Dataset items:
---

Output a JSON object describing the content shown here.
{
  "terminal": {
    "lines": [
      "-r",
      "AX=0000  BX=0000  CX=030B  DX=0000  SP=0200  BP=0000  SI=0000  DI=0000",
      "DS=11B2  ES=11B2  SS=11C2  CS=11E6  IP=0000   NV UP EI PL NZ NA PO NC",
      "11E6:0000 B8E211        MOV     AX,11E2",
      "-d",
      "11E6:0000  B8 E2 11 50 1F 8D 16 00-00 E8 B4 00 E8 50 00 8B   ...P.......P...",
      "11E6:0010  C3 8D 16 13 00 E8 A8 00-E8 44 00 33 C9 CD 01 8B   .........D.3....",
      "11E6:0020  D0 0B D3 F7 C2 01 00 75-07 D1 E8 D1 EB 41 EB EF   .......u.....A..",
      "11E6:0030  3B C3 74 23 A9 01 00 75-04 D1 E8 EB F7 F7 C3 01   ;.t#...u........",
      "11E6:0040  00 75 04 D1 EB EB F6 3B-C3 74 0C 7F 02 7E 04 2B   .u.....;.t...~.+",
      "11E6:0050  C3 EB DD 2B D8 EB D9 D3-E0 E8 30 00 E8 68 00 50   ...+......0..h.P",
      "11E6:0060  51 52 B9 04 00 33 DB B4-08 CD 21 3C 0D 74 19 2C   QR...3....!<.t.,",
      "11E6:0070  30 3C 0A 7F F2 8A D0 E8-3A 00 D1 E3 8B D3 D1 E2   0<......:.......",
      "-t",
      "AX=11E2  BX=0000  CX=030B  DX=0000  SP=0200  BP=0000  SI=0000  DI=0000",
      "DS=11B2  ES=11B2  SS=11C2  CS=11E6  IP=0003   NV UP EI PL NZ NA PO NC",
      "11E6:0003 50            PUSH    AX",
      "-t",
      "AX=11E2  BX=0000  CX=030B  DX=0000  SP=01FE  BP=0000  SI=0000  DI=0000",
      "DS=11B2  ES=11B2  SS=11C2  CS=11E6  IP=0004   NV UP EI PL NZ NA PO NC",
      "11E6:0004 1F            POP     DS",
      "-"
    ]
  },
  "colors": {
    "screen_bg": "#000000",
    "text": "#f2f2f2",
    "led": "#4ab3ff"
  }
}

---

WHAT IS REQUIRED >>
Exactly reproduce every line of the data above.

TASK SOLUTION >>
Output a JSON object describing the content shown here.
{
  "terminal": {
    "lines": [
      "-r",
      "AX=0000  BX=0000  CX=030B  DX=0000  SP=0200  BP=0000  SI=0000  DI=0000",
      "DS=11B2  ES=11B2  SS=11C2  CS=11E6  IP=0000   NV UP EI PL NZ NA PO NC",
      "11E6:0000 B8E211        MOV     AX,11E2",
      "-d",
      "11E6:0000  B8 E2 11 50 1F 8D 16 00-00 E8 B4 00 E8 50 00 8B   ...P.......P...",
      "11E6:0010  C3 8D 16 13 00 E8 A8 00-E8 44 00 33 C9 CD 01 8B   .........D.3....",
      "11E6:0020  D0 0B D3 F7 C2 01 00 75-07 D1 E8 D1 EB 41 EB EF   .......u.....A..",
      "11E6:0030  3B C3 74 23 A9 01 00 75-04 D1 E8 EB F7 F7 C3 01   ;.t#...u........",
      "11E6:0040  00 75 04 D1 EB EB F6 3B-C3 74 0C 7F 02 7E 04 2B   .u.....;.t...~.+",
      "11E6:0050  C3 EB DD 2B D8 EB D9 D3-E0 E8 30 00 E8 68 00 50   ...+......0..h.P",
      "11E6:0060  51 52 B9 04 00 33 DB B4-08 CD 21 3C 0D 74 19 2C   QR...3....!<.t.,",
      "11E6:0070  30 3C 0A 7F F2 8A D0 E8-3A 00 D1 E3 8B D3 D1 E2   0<......:.......",
      "-t",
      "AX=11E2  BX=0000  CX=030B  DX=0000  SP=0200  BP=0000  SI=0000  DI=0000",
      "DS=11B2  ES=11B2  SS=11C2  CS=11E6  IP=0003   NV UP EI PL NZ NA PO NC",
      "11E6:0003 50            PUSH    AX",
      "-t",
      "AX=11E2  BX=0000  CX=030B  DX=0000  SP=01FE  BP=0000  SI=0000  DI=0000",
      "DS=11B2  ES=11B2  SS=11C2  CS=11E6  IP=0004   NV UP EI PL NZ NA PO NC",
      "11E6:0004 1F            POP     DS",
      "-"
    ]
  },
  "colors": {
    "screen_bg": "#000000",
    "text": "#f2f2f2",
    "led": "#4ab3ff"
  }
}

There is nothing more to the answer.